* EXCERPTED TEXT *
══════════════════════════════

Why PowerPoint slides are often like a badly mixed cocktail.
Do you sometimes wonder in astonishment why things are done a particular way? Why it seems so incredible logical to do it another way, so it would be far more effective? You wonder why people keep doing it, although, according to you, it is so obvious.
I bet you also sometimes feel like me, like the little kid in the fairy-tale of the new clothes of the emperor. It takes courage or sometimes determination to break out of the old mould and start to do it differently.
I hereby, ask you to start being the little kid and do things differently with PowerPoint from now on. A way which takes more effort during your preparation phase, but will be so much more effective and professional during your presentation.
So, what this most persistent non-effective habit I frequently encounter? And what are three simple ways to tackle this?
It is the tendency to make a report or a crib sheet out of your PowerPoint slides.
“Reports should be distributed; presentations should be presented”. (Nancy Duarte, Resonate.)
It seems a smart thing to do, to kill two birds with one stone. Why would you make a separate hand-out if you already can make do with a print-out of your slides? Besides, it will be a wonderful crib sheet for you during the presentation.
The most important reason is that you mix two different mediums and this does not work!! You mix the medium of “a written report”, with the medium of “giving a presentation” and they do not work well together. It is like a badly mixed cocktail, that does not go well down the throat of your audience.
“Many people who create presentations are stuck in the mindset that if they use a presentation application, like PowerPoint, to create a report, the report is a presentation. It is not! (Nancy Duarte, Resonate.)
The medium report requires something else than the medium presentation. A report is a product. A presentation is a production. This means amongst others that it does not work for your audience to have to switch to large bits of reading and then listening and then reading over and over again. Or even worse trying to process a slide and the oral presentation at the same time.
It requires for the brain to switch to two different ways of processing of information or even trying to combine them (which will never work: attention cannot be a two spots at the same time). This takes time and quite some effort. You’re asking a lot from your audience this way. (this is of course not the case if you have simple easy digestible slides, that support what you say).

══════════════════════════════

* TO DO *
A – In the text on PowerPoint slides, what is the persistent ineffective habit the writer says they frequently encounter?
B – Carry on the article about PowerPoint slides, picking up after its final paragraph.

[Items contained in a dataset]
══════════════════════════════

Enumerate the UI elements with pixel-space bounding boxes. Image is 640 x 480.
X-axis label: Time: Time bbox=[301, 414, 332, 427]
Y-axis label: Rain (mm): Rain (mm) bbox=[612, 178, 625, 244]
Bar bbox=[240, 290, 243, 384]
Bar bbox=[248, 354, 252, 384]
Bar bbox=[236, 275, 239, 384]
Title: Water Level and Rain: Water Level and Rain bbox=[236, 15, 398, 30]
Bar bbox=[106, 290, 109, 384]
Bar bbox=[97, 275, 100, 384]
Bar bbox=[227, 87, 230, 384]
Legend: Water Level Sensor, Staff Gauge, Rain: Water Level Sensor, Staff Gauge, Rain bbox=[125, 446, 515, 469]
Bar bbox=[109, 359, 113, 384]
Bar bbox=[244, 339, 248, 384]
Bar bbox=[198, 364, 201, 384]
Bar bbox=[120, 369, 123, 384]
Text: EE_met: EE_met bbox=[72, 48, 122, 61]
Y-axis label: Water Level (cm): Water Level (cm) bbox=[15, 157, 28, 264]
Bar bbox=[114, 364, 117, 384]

══════════════════════════════

* RESPONSES PER TASK *
A – The tendency to turn PowerPoint slides into a report or a crib sheet.

B –
Trying to make a report or crib sheet out of your PowerPoint slides usually makes for loads of slides, tjockful of text. It also makes for loads of slides with bullit-points, that the presenter eventually merely repeats.
“While documents and reports are very valuable, they do not need to be projected for the purpose of hosting a “read-along”. (Nancy Duarte, Resonate).
Having loads of bullit-points and moving yourself into the role of merely repeating what is on the slide, is one of the main reasons audiences get easily bored.
Your PowerPoint slides should support your presentation, not make it hard to swallow!
In short, these “read-alongs” and making the audience work very hard to process it all, make presentations incredible boring and an ordeal that you should not want your audience to go through and experience.
So, what is the medicine for this problem? What are to start with three things you can do to make your audience happy? Instead of seeing them run away as soon as your presentation is finished, heading for the coffee bar in urgent need for a double espresso.
- Do not mix the mediums! Make a separate hand-out, with more elaborate text. And make slides that will support your presentation. Keep it pure and simple!
- Do not bother your audience with your crib-sheet! Practise your presentation out loud and make personal notes for yourself in PowerPoint. These notes will not be viewable for the audience, but they will only be there for you!
- Go in the opposite direction. Try to use PowerPoint to a minimum. Use more images and try to limit your text to a minimum per slide and limit bullit-points.
Be the one that stands out and break with the boring “read-alongs”. Be different, be original, be more effective.